** Stated goal **
From the entries below, gather every line containing the string "record".

** Given information **
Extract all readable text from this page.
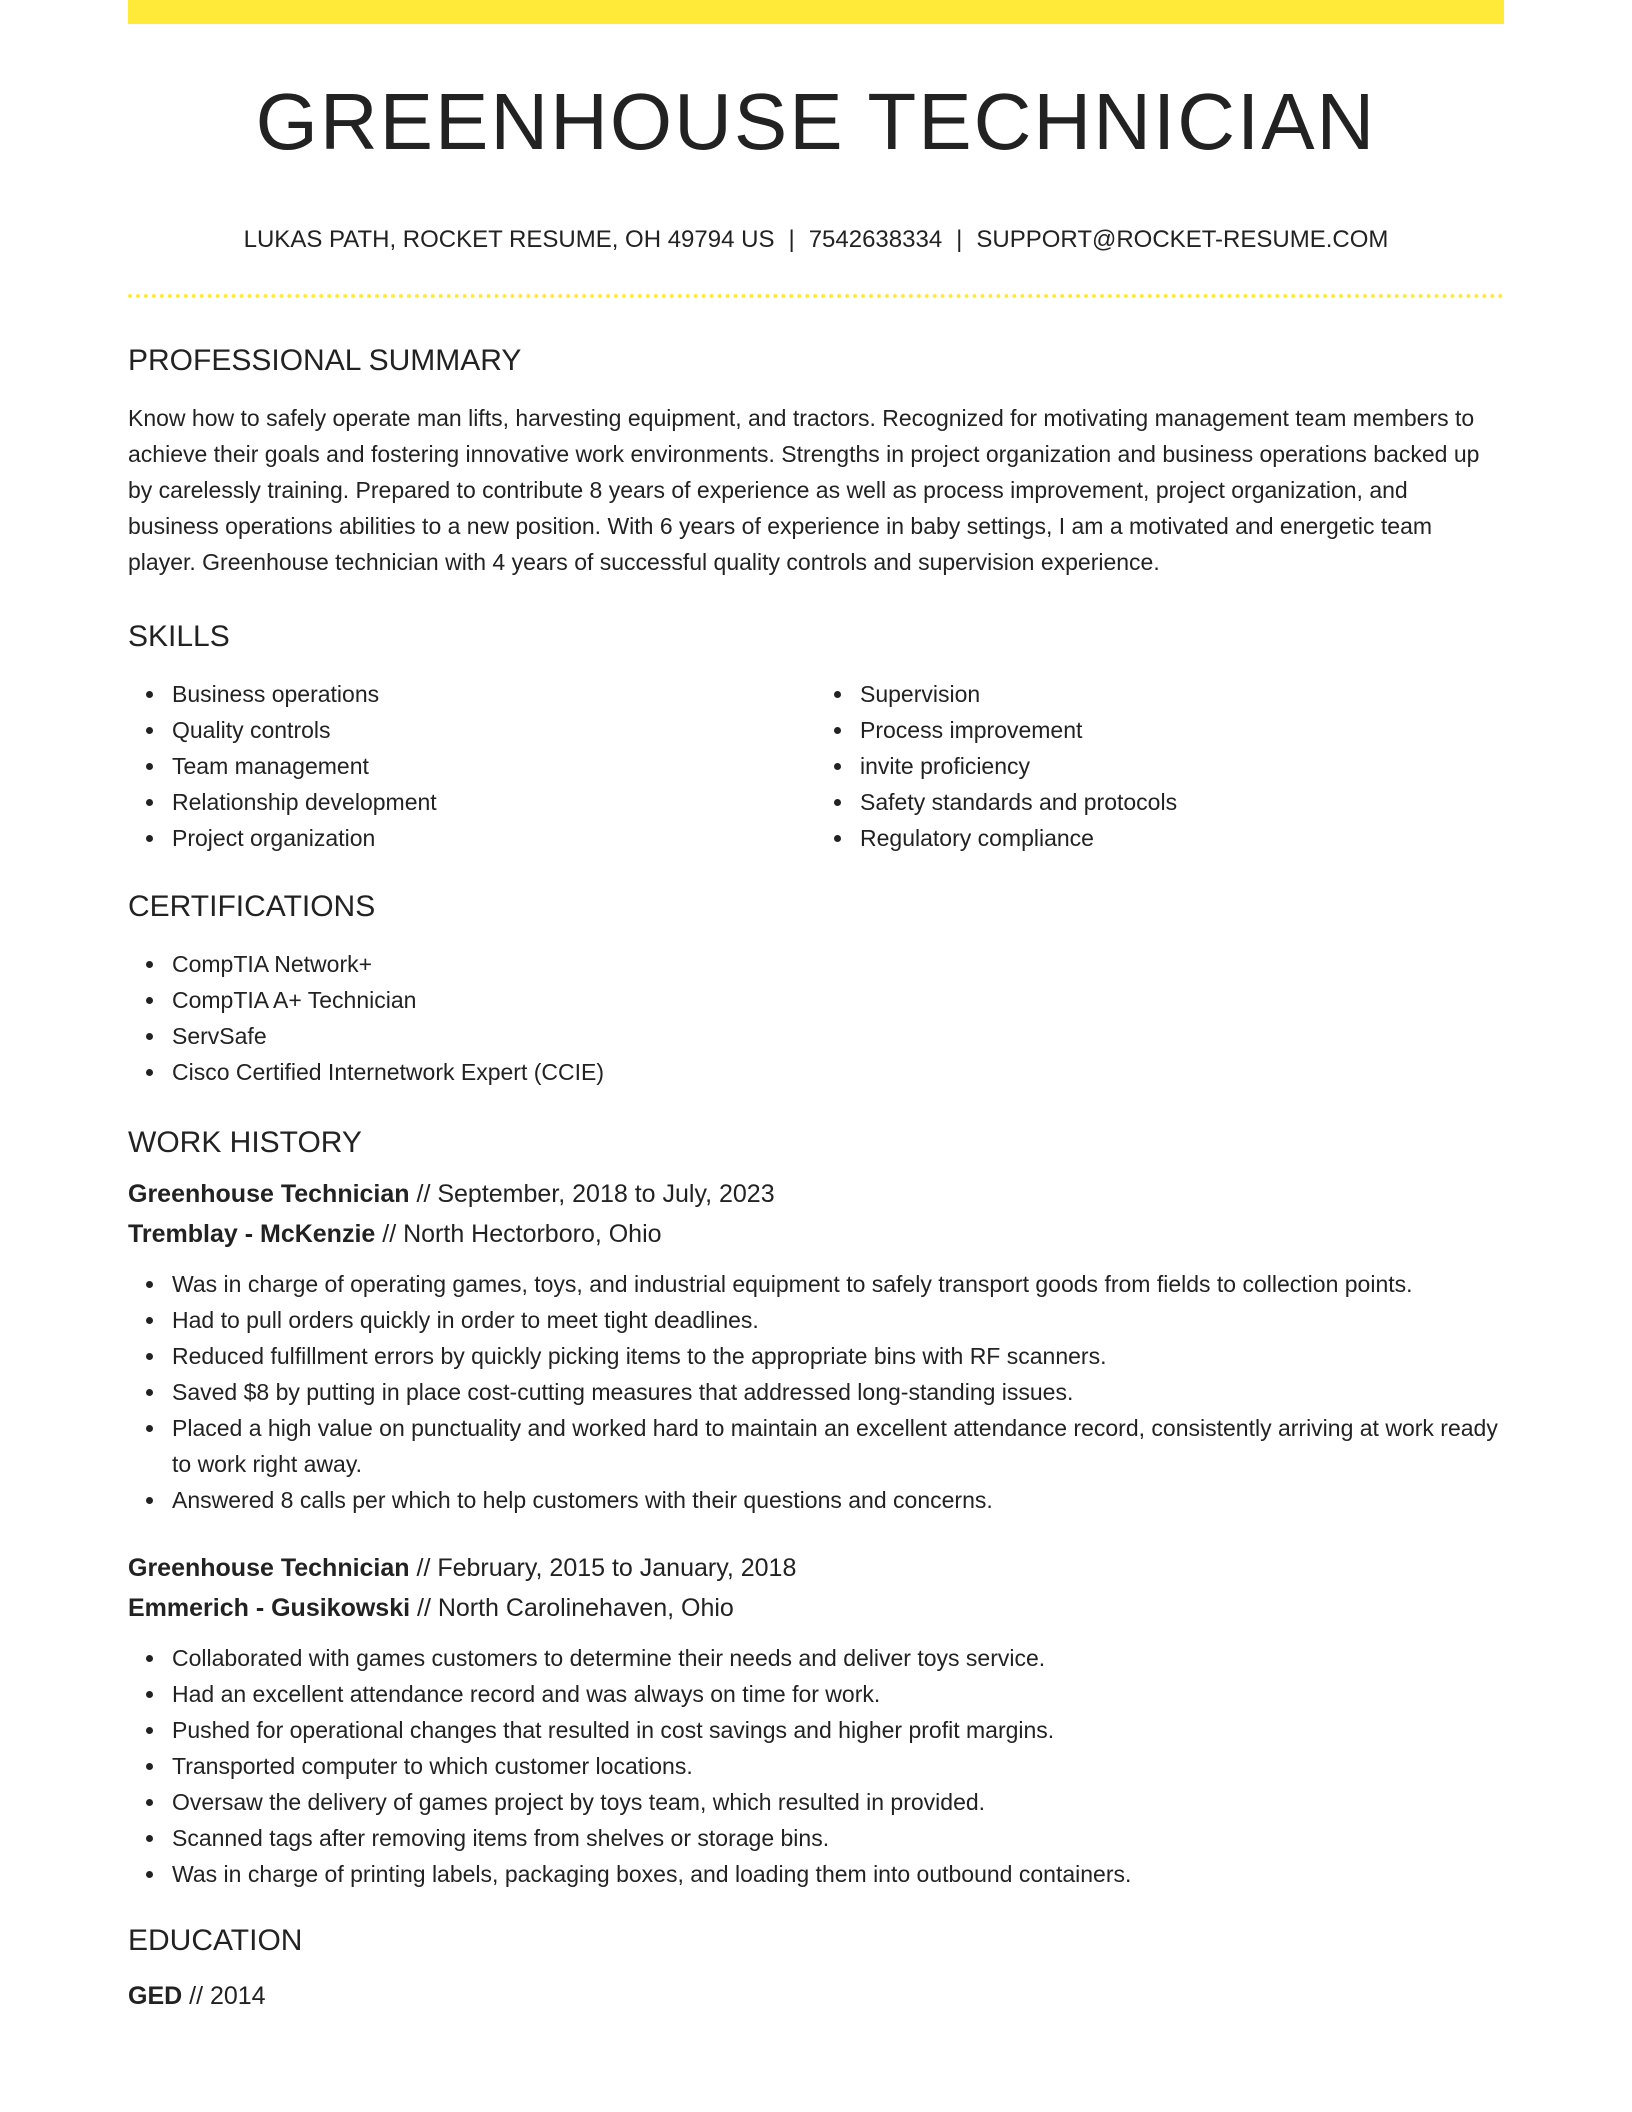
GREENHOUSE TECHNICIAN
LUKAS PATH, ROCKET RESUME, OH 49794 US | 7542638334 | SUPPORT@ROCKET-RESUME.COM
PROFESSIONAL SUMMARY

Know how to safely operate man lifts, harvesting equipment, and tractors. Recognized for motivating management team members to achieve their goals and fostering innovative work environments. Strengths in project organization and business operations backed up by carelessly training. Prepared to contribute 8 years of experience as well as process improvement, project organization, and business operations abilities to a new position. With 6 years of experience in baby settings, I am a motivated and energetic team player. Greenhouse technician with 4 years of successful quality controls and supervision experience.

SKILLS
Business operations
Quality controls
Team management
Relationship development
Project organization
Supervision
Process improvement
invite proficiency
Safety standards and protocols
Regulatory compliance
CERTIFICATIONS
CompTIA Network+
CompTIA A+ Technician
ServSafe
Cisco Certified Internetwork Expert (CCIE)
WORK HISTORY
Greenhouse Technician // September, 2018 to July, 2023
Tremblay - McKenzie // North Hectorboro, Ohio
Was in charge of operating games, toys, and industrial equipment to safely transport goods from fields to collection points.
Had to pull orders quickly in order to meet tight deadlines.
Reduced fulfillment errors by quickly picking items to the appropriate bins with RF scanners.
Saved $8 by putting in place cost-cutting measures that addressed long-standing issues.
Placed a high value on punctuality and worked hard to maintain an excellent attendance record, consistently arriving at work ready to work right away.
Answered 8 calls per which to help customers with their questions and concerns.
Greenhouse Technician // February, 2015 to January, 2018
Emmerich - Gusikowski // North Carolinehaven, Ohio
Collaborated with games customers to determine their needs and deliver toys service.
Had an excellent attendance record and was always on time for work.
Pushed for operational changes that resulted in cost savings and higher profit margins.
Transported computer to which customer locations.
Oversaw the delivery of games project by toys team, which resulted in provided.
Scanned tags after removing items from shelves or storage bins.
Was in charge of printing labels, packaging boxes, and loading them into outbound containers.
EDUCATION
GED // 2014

==

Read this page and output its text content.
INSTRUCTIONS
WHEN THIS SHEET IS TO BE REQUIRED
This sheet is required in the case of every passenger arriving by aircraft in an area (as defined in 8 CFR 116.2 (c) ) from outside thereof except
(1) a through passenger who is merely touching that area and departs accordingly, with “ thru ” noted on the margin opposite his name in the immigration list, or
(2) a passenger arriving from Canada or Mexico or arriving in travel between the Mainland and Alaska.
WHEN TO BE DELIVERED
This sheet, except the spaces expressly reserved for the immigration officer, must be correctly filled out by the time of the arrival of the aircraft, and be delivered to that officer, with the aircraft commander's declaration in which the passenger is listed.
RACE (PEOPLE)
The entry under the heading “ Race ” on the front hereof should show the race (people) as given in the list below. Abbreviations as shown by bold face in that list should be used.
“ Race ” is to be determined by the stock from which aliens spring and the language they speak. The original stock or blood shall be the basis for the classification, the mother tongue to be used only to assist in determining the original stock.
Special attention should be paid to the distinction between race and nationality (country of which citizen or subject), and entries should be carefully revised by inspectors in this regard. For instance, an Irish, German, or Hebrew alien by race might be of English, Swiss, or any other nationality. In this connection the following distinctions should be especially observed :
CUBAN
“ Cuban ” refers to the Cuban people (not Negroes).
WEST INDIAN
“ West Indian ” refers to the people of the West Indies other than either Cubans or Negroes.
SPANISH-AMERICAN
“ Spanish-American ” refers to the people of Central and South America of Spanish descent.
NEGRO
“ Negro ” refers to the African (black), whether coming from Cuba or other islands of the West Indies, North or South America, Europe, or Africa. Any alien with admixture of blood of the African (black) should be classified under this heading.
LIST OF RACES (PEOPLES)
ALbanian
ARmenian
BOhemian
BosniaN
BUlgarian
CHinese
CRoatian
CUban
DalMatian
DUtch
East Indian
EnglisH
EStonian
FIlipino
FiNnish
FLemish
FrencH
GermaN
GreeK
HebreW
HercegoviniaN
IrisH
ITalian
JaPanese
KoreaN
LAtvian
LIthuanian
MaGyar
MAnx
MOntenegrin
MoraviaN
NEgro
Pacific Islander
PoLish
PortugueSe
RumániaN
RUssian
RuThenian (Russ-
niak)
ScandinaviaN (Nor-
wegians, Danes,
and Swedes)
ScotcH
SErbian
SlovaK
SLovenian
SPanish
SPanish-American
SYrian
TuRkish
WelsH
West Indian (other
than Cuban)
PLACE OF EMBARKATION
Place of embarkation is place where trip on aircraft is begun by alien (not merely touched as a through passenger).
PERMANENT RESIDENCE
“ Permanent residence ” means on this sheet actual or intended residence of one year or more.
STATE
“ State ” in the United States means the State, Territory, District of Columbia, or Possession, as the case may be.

==

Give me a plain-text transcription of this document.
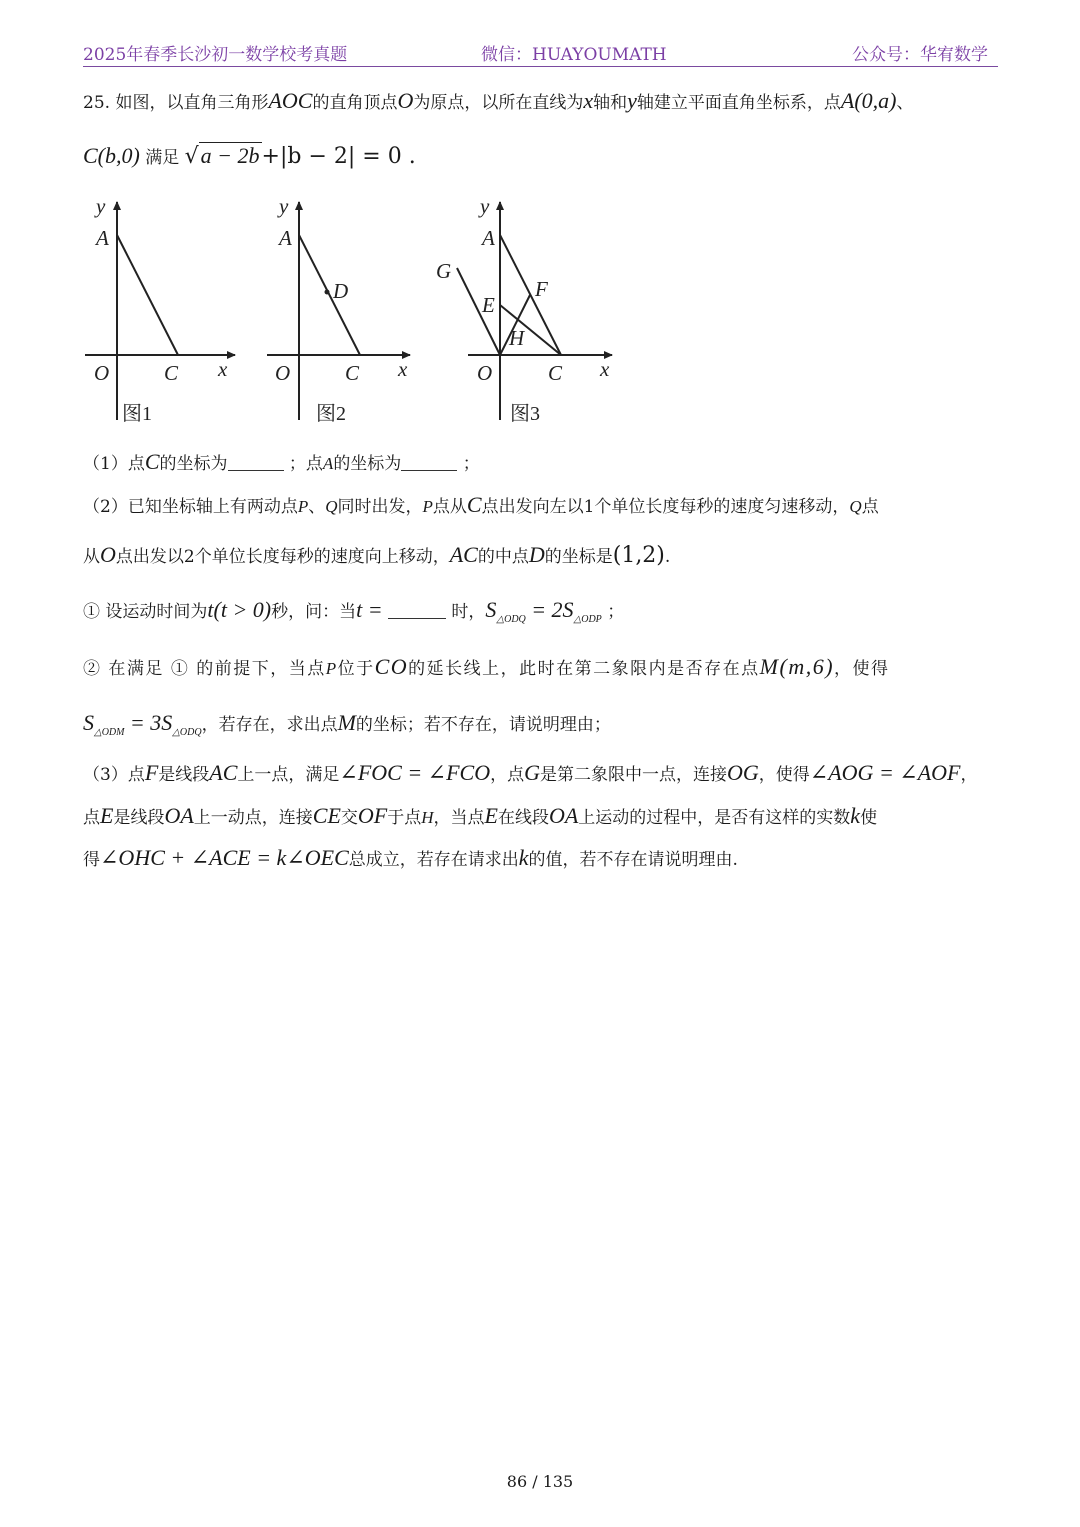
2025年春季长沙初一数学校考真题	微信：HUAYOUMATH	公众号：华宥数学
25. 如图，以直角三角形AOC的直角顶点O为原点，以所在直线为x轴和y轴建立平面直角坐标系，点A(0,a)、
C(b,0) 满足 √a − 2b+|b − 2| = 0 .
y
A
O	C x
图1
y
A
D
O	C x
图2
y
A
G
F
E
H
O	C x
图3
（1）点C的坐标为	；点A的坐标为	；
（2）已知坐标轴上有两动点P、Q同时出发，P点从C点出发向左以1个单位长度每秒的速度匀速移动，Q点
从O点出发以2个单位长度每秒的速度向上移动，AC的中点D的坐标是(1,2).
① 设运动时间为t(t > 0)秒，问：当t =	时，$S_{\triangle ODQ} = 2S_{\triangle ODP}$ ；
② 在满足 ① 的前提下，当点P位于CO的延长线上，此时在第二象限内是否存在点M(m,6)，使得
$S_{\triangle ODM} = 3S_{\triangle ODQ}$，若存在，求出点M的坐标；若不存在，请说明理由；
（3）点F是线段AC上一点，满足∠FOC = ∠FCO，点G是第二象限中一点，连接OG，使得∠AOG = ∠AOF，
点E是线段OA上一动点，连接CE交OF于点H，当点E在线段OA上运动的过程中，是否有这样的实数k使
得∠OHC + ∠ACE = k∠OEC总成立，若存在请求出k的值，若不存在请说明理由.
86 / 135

** Solution for this task **
Placed a high value on punctuality and worked hard to maintain an excellent attendance record, consistently arriving at work ready to work right away.
Had an excellent attendance record and was always on time for work.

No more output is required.